Records from a data collection:
* * * * * * * * *
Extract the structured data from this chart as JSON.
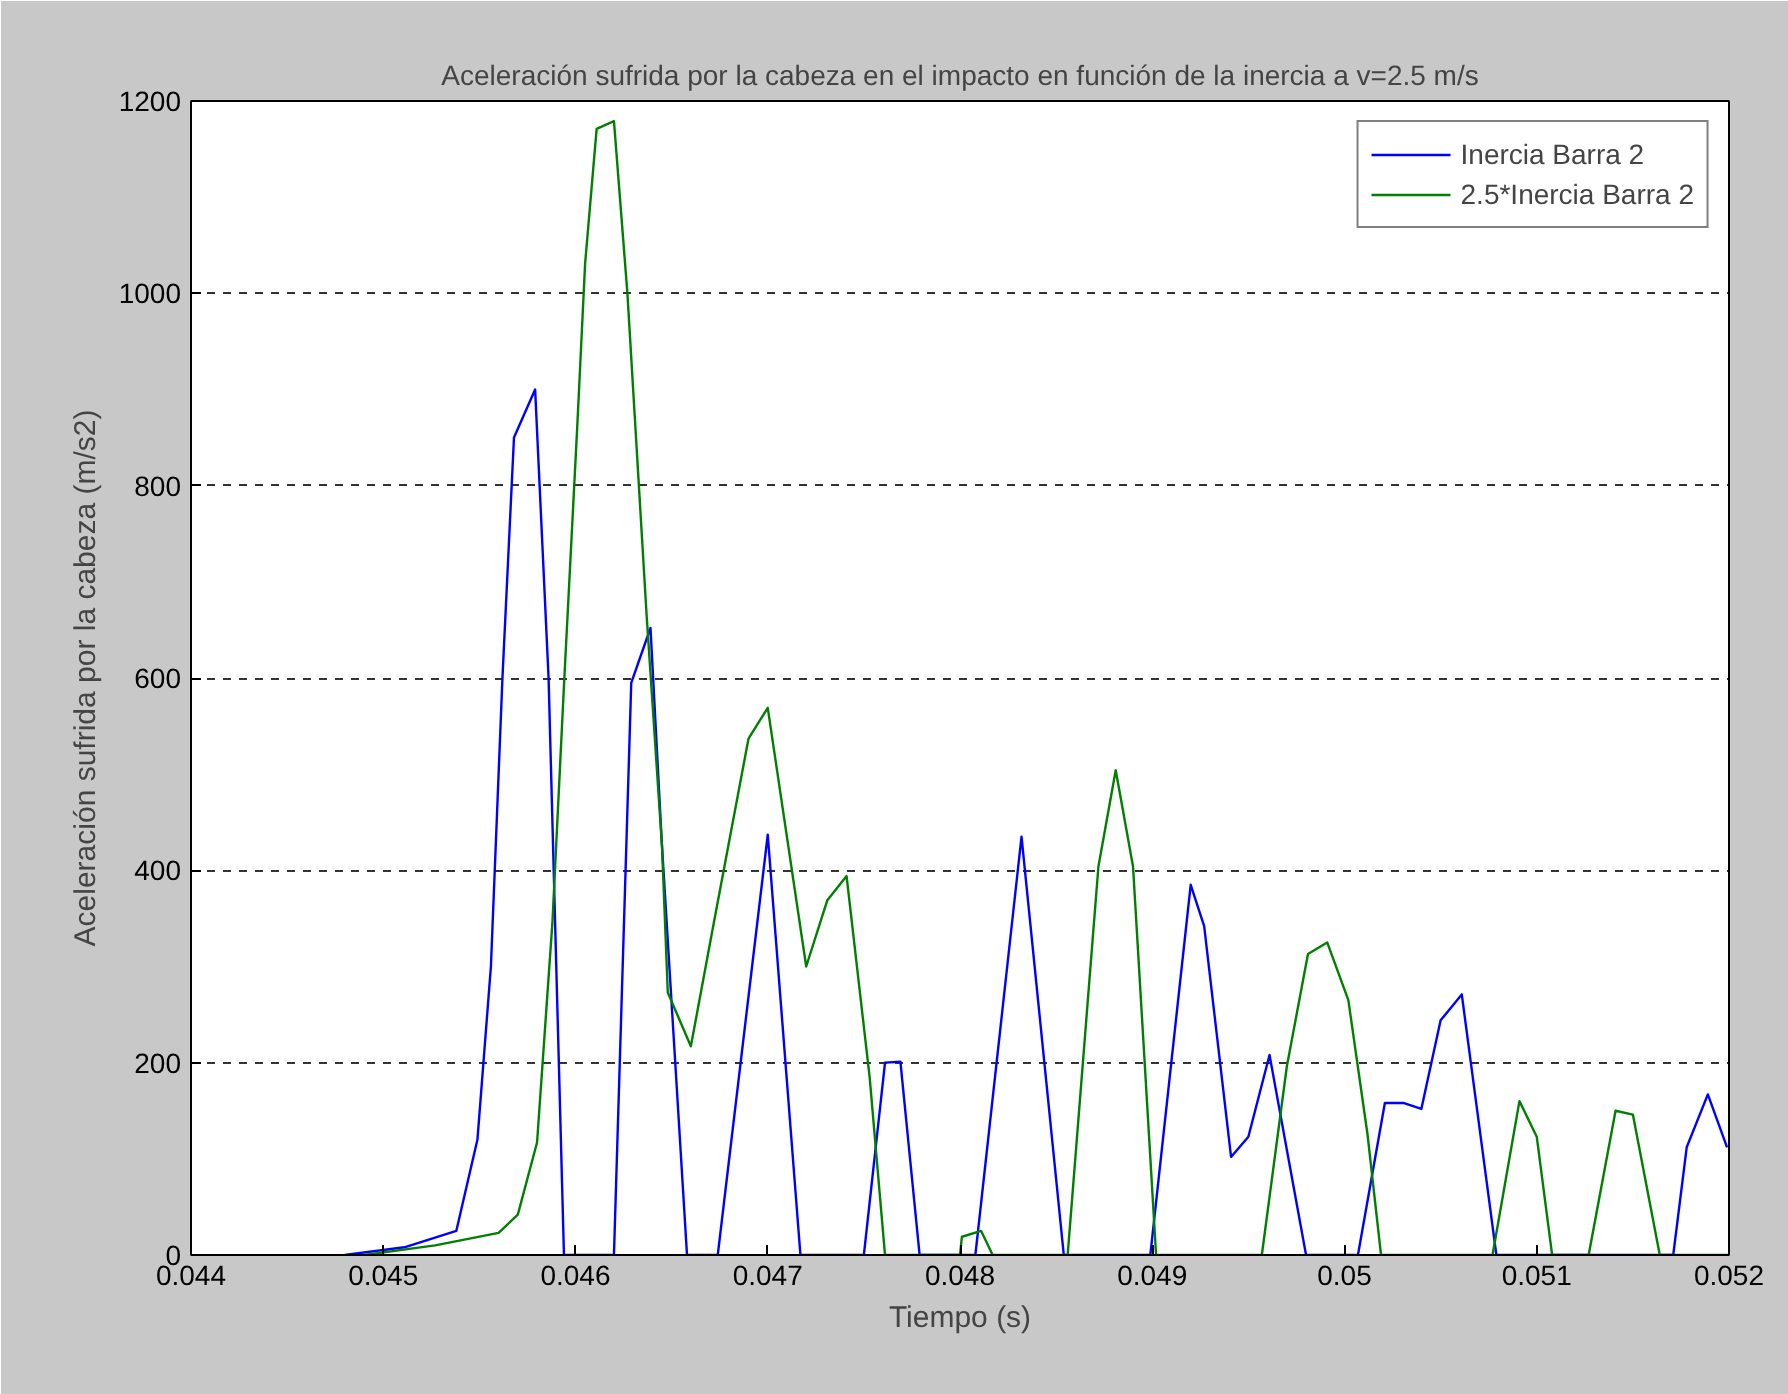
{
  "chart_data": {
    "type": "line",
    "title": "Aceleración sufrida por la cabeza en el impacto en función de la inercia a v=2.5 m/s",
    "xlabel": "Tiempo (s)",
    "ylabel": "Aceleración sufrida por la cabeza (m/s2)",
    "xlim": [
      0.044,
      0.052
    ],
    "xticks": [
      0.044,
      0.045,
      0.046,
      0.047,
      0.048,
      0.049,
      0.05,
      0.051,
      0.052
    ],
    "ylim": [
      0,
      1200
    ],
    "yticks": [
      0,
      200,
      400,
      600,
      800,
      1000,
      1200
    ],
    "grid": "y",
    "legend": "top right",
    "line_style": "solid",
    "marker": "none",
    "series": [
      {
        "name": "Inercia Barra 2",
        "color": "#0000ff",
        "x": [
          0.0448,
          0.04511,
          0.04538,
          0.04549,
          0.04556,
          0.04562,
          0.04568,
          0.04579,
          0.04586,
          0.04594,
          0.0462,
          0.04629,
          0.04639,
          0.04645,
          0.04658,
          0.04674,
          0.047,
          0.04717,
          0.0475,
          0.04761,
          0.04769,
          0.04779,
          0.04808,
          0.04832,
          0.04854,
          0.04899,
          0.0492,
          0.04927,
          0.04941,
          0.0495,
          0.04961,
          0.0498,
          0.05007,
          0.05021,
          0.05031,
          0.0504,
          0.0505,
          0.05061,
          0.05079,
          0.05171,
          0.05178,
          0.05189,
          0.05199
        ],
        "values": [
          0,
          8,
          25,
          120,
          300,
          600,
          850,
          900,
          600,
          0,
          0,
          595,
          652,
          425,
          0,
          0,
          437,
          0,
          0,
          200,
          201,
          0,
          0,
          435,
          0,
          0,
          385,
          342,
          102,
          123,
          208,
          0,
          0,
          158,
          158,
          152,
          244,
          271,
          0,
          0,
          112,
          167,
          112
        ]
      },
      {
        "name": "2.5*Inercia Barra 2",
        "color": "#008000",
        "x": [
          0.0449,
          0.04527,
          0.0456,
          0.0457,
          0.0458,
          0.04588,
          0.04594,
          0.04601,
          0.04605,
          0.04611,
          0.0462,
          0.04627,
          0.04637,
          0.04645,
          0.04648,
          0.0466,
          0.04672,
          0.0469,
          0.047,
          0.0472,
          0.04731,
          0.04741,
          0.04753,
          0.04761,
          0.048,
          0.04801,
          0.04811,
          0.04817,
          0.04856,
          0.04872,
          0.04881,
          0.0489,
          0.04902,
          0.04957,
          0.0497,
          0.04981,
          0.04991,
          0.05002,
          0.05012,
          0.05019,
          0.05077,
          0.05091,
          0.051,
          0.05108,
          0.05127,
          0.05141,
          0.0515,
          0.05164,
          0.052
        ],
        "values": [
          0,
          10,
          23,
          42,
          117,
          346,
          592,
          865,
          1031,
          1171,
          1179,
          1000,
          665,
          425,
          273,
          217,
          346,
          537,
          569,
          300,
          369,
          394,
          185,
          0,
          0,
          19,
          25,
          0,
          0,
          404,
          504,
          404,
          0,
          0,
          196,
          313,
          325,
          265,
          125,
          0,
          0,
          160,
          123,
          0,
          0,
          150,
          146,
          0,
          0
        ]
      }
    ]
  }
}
* * * * * * * * *
Transcribe every entry word for word, but skip the pictures.

Output for this task:
Extract the structured data from this chart as JSON.
{
  "chart_data": {
    "type": "line",
    "title": "Aceleración sufrida por la cabeza en el impacto en función de la inercia a v=2.5 m/s",
    "xlabel": "Tiempo (s)",
    "ylabel": "Aceleración sufrida por la cabeza (m/s2)",
    "xlim": [
      0.044,
      0.052
    ],
    "xticks": [
      0.044,
      0.045,
      0.046,
      0.047,
      0.048,
      0.049,
      0.05,
      0.051,
      0.052
    ],
    "ylim": [
      0,
      1200
    ],
    "yticks": [
      0,
      200,
      400,
      600,
      800,
      1000,
      1200
    ],
    "grid": "y",
    "legend": "top right",
    "line_style": "solid",
    "marker": "none",
    "series": [
      {
        "name": "Inercia Barra 2",
        "color": "#0000ff",
        "x": [
          0.0448,
          0.04511,
          0.04538,
          0.04549,
          0.04556,
          0.04562,
          0.04568,
          0.04579,
          0.04586,
          0.04594,
          0.0462,
          0.04629,
          0.04639,
          0.04645,
          0.04658,
          0.04674,
          0.047,
          0.04717,
          0.0475,
          0.04761,
          0.04769,
          0.04779,
          0.04808,
          0.04832,
          0.04854,
          0.04899,
          0.0492,
          0.04927,
          0.04941,
          0.0495,
          0.04961,
          0.0498,
          0.05007,
          0.05021,
          0.05031,
          0.0504,
          0.0505,
          0.05061,
          0.05079,
          0.05171,
          0.05178,
          0.05189,
          0.05199
        ],
        "values": [
          0,
          8,
          25,
          120,
          300,
          600,
          850,
          900,
          600,
          0,
          0,
          595,
          652,
          425,
          0,
          0,
          437,
          0,
          0,
          200,
          201,
          0,
          0,
          435,
          0,
          0,
          385,
          342,
          102,
          123,
          208,
          0,
          0,
          158,
          158,
          152,
          244,
          271,
          0,
          0,
          112,
          167,
          112
        ]
      },
      {
        "name": "2.5*Inercia Barra 2",
        "color": "#008000",
        "x": [
          0.0449,
          0.04527,
          0.0456,
          0.0457,
          0.0458,
          0.04588,
          0.04594,
          0.04601,
          0.04605,
          0.04611,
          0.0462,
          0.04627,
          0.04637,
          0.04645,
          0.04648,
          0.0466,
          0.04672,
          0.0469,
          0.047,
          0.0472,
          0.04731,
          0.04741,
          0.04753,
          0.04761,
          0.048,
          0.04801,
          0.04811,
          0.04817,
          0.04856,
          0.04872,
          0.04881,
          0.0489,
          0.04902,
          0.04957,
          0.0497,
          0.04981,
          0.04991,
          0.05002,
          0.05012,
          0.05019,
          0.05077,
          0.05091,
          0.051,
          0.05108,
          0.05127,
          0.05141,
          0.0515,
          0.05164,
          0.052
        ],
        "values": [
          0,
          10,
          23,
          42,
          117,
          346,
          592,
          865,
          1031,
          1171,
          1179,
          1000,
          665,
          425,
          273,
          217,
          346,
          537,
          569,
          300,
          369,
          394,
          185,
          0,
          0,
          19,
          25,
          0,
          0,
          404,
          504,
          404,
          0,
          0,
          196,
          313,
          325,
          265,
          125,
          0,
          0,
          160,
          123,
          0,
          0,
          150,
          146,
          0,
          0
        ]
      }
    ]
  }
}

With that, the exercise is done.